→ **What needs to be done**: Reply with the count of lines holding "染色体片段缺失", nothing more.

Dataset items
***

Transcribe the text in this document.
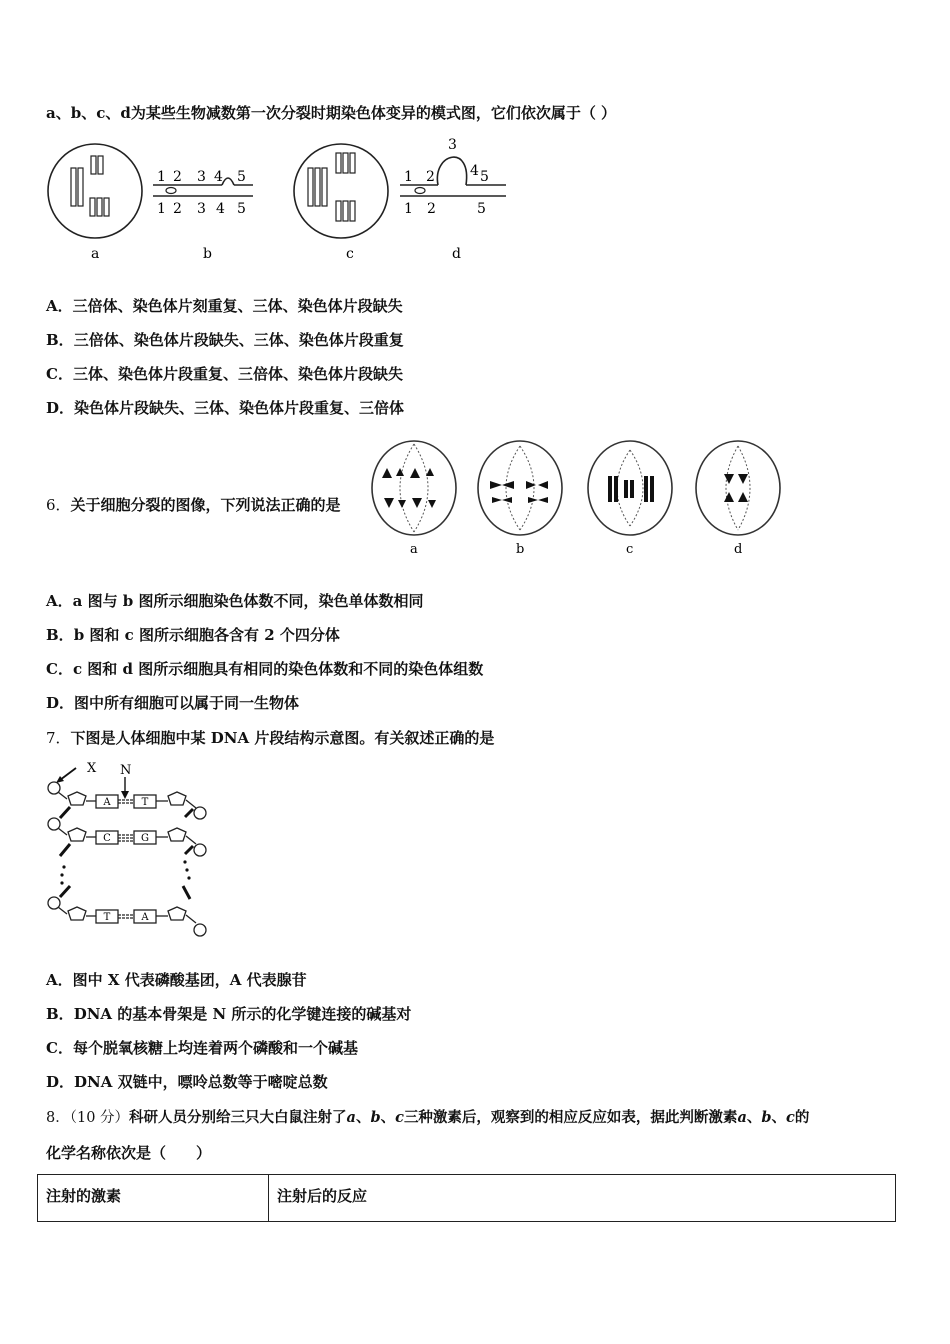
a、b、c、d为某些生物减数第一次分裂时期染色体变异的模式图，它们依次属于（ ）
1 2 3 4 5
1 2 3 4 5
3
1 2	4 5
1 2	5
a	b	c	d
A．三倍体、染色体片刻重复、三体、染色体片段缺失
B．三倍体、染色体片段缺失、三体、染色体片段重复
C．三体、染色体片段重复、三倍体、染色体片段缺失
D．染色体片段缺失、三体、染色体片段重复、三倍体
6．关于细胞分裂的图像，下列说法正确的是
a	b	c	d
A．a 图与 b 图所示细胞染色体数不同，染色单体数相同
B．b 图和 c 图所示细胞各含有 2 个四分体
C．c 图和 d 图所示细胞具有相同的染色体数和不同的染色体组数
D．图中所有细胞可以属于同一生物体
7．下图是人体细胞中某 DNA 片段结构示意图。有关叙述正确的是
X N
A	T
C	G
T	A
A．图中 X 代表磷酸基团，A 代表腺苷
B．DNA 的基本骨架是 N 所示的化学键连接的碱基对
C．每个脱氧核糖上均连着两个磷酸和一个碱基
D．DNA 双链中，嘌呤总数等于嘧啶总数
8．（10 分）科研人员分别给三只大白鼠注射了a、b、c三种激素后，观察到的相应反应如表，据此判断激素a、b、c的
化学名称依次是（　　）
注射的激素	注射后的反应
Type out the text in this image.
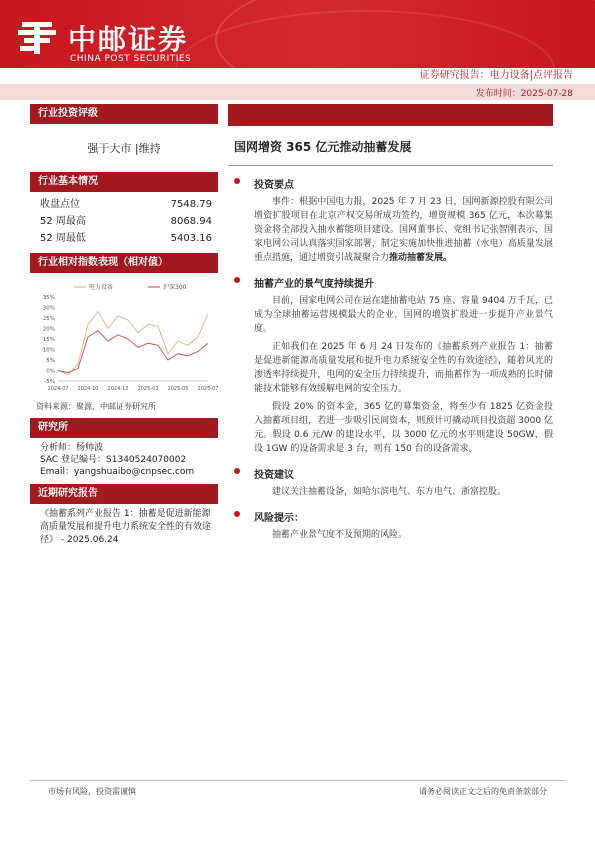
中邮证券
CHINA POST SECURITIES
证券研究报告：电力设备|点评报告
发布时间：2025-07-28
行业投资评级
强于大市 |维持
行业基本情况
收盘点位	7548.79
52 周最高	8068.94
52 周最低	5403.16
行业相对指数表现（相对值）
35%
30%
25%
20%
15%
10%
5%
0%
-5%
2024-07 2024-10 2024-12 2025-03 2025-05 2025-07
电力设备	沪深300
资料来源：聚源，中邮证券研究所
研究所
分析师：杨帅波
SAC 登记编号：S1340524070002
Email：yangshuaibo@cnpsec.com
近期研究报告
《抽蓄系列产业报告 1：抽蓄是促进新能源高质量发展和提升电力系统安全性的有效途径》 - 2025.06.24
国网增资 365 亿元推动抽蓄发展
投资要点
事件：根据中国电力报，2025 年 7 月 23 日，国网新源控股有限公司增资扩股项目在北京产权交易所成功签约，增资规模 365 亿元，本次募集资金将全部投入抽水蓄能项目建设。国网董事长、党组书记张智刚表示，国家电网公司认真落实国家部署，制定实施加快推进抽蓄（水电）高质量发展重点措施，通过增资引战凝聚合力推动抽蓄发展。
抽蓄产业的景气度持续提升
目前，国家电网公司在运在建抽蓄电站 75 座、容量 9404 万千瓦，已成为全球抽蓄运营规模最大的企业，国网的增资扩股进一步提升产业景气度。
正如我们在 2025 年 6 月 24 日发布的《抽蓄系列产业报告 1：抽蓄是促进新能源高质量发展和提升电力系统安全性的有效途径》，随着风光的渗透率持续提升，电网的安全压力持续提升，而抽蓄作为一项成熟的长时储能技术能够有效缓解电网的安全压力。
假设 20% 的资本金，365 亿的募集资金，将至少有 1825 亿资金投入抽蓄项目组，若进一步吸引民间资本，则预计可撬动项目投资超 3000 亿元。假设 0.6 元/W 的建设水平，以 3000 亿元的水平则建设 50GW，假设 1GW 的设备需求是 3 台，则有 150 台的设备需求。
投资建议
建议关注抽蓄设备，如哈尔滨电气、东方电气、浙富控股。
风险提示：
抽蓄产业景气度不及预期的风险。
市场有风险，投资需谨慎	请务必阅读正文之后的免责条款部分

***

→ **In response**: 4